- _Exercise description_: Transcribe all of the material below word for word and leave out its pictures.

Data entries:
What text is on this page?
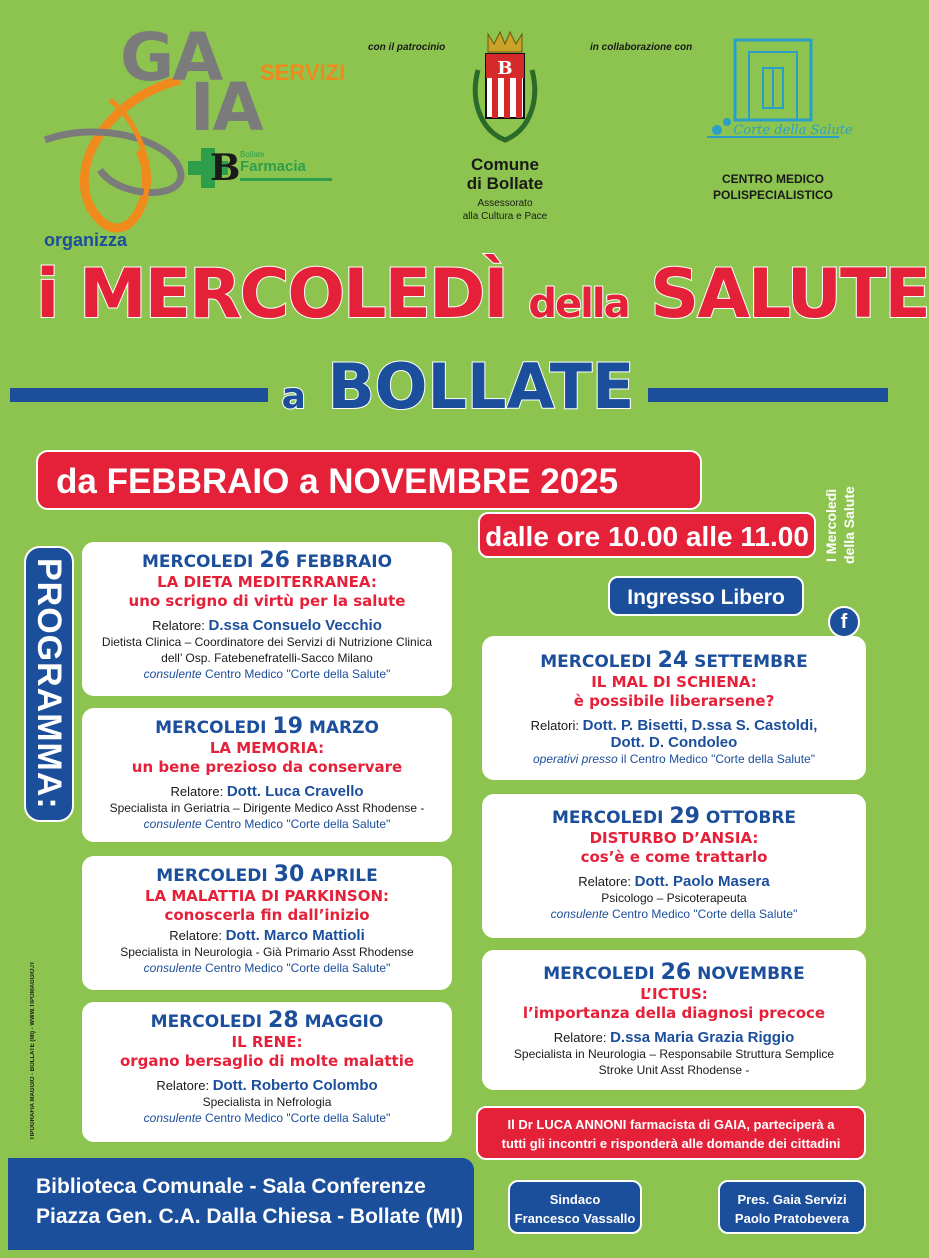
GA
IA
SERVIZI
B Bollate
Farmacia
organizza
con il patrocinio	in collaborazione con
B
Comune
di Bollate
Assessorato
alla Cultura e Pace
Corte della Salute
CENTRO MEDICO
POLISPECIALISTICO
i MERCOLEDÌ della SALUTE
a BOLLATE
da FEBBRAIO a NOVEMBRE 2025
dalle ore 10.00 alle 11.00
Ingresso Libero
I Mercoledì della Salute
f
PROGRAMMA:
TIPOGRAFIA MAGGIO - BOLLATE (MI) - WWW.TIPOMAGGIO.IT
MERCOLEDI 26 FEBBRAIO
LA DIETA MEDITERRANEA:
uno scrigno di virtù per la salute
Relatore: D.ssa Consuelo Vecchio
Dietista Clinica – Coordinatore dei Servizi di Nutrizione Clinica
dell’ Osp. Fatebenefratelli-Sacco Milano
consulente Centro Medico "Corte della Salute"
MERCOLEDI 19 MARZO
LA MEMORIA:
un bene prezioso da conservare
Relatore: Dott. Luca Cravello
Specialista in Geriatria – Dirigente Medico Asst Rhodense -
consulente Centro Medico "Corte della Salute"
MERCOLEDI 30 APRILE
LA MALATTIA DI PARKINSON:
conoscerla fin dall’inizio
Relatore: Dott. Marco Mattioli
Specialista in Neurologia - Già Primario Asst Rhodense
consulente Centro Medico "Corte della Salute"
MERCOLEDI 28 MAGGIO
IL RENE:
organo bersaglio di molte malattie
Relatore: Dott. Roberto Colombo
Specialista in Nefrologia
consulente Centro Medico "Corte della Salute"
MERCOLEDI 24 SETTEMBRE
IL MAL DI SCHIENA:
è possibile liberarsene?
Relatori: Dott. P. Bisetti, D.ssa S. Castoldi,
Dott. D. Condoleo
operativi presso il Centro Medico "Corte della Salute"
MERCOLEDI 29 OTTOBRE
DISTURBO D’ANSIA:
cos’è e come trattarlo
Relatore: Dott. Paolo Masera
Psicologo – Psicoterapeuta
consulente Centro Medico "Corte della Salute"
MERCOLEDI 26 NOVEMBRE
L’ICTUS:
l’importanza della diagnosi precoce
Relatore: D.ssa Maria Grazia Riggio
Specialista in Neurologia – Responsabile Struttura Semplice
Stroke Unit Asst Rhodense -
Il Dr LUCA ANNONI farmacista di GAIA, parteciperà a
tutti gli incontri e risponderà alle domande dei cittadini
Biblioteca Comunale - Sala Conferenze
Piazza Gen. C.A. Dalla Chiesa - Bollate (MI)
Sindaco
Francesco Vassallo
Pres. Gaia Servizi
Paolo Pratobevera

- _Full response_:
What text is on this page?
GA
IA
SERVIZI
B Bollate
Farmacia
organizza
con il patrocinio	in collaborazione con
B
Comune
di Bollate
Assessorato
alla Cultura e Pace
Corte della Salute
CENTRO MEDICO
POLISPECIALISTICO
i MERCOLEDÌ della SALUTE
a BOLLATE
da FEBBRAIO a NOVEMBRE 2025
dalle ore 10.00 alle 11.00
Ingresso Libero
I Mercoledì della Salute
f
PROGRAMMA:
TIPOGRAFIA MAGGIO - BOLLATE (MI) - WWW.TIPOMAGGIO.IT
MERCOLEDI 26 FEBBRAIO
LA DIETA MEDITERRANEA:
uno scrigno di virtù per la salute
Relatore: D.ssa Consuelo Vecchio
Dietista Clinica – Coordinatore dei Servizi di Nutrizione Clinica
dell’ Osp. Fatebenefratelli-Sacco Milano
consulente Centro Medico "Corte della Salute"
MERCOLEDI 19 MARZO
LA MEMORIA:
un bene prezioso da conservare
Relatore: Dott. Luca Cravello
Specialista in Geriatria – Dirigente Medico Asst Rhodense -
consulente Centro Medico "Corte della Salute"
MERCOLEDI 30 APRILE
LA MALATTIA DI PARKINSON:
conoscerla fin dall’inizio
Relatore: Dott. Marco Mattioli
Specialista in Neurologia - Già Primario Asst Rhodense
consulente Centro Medico "Corte della Salute"
MERCOLEDI 28 MAGGIO
IL RENE:
organo bersaglio di molte malattie
Relatore: Dott. Roberto Colombo
Specialista in Nefrologia
consulente Centro Medico "Corte della Salute"
MERCOLEDI 24 SETTEMBRE
IL MAL DI SCHIENA:
è possibile liberarsene?
Relatori: Dott. P. Bisetti, D.ssa S. Castoldi,
Dott. D. Condoleo
operativi presso il Centro Medico "Corte della Salute"
MERCOLEDI 29 OTTOBRE
DISTURBO D’ANSIA:
cos’è e come trattarlo
Relatore: Dott. Paolo Masera
Psicologo – Psicoterapeuta
consulente Centro Medico "Corte della Salute"
MERCOLEDI 26 NOVEMBRE
L’ICTUS:
l’importanza della diagnosi precoce
Relatore: D.ssa Maria Grazia Riggio
Specialista in Neurologia – Responsabile Struttura Semplice
Stroke Unit Asst Rhodense -
Il Dr LUCA ANNONI farmacista di GAIA, parteciperà a
tutti gli incontri e risponderà alle domande dei cittadini
Biblioteca Comunale - Sala Conferenze
Piazza Gen. C.A. Dalla Chiesa - Bollate (MI)
Sindaco
Francesco Vassallo
Pres. Gaia Servizi
Paolo Pratobevera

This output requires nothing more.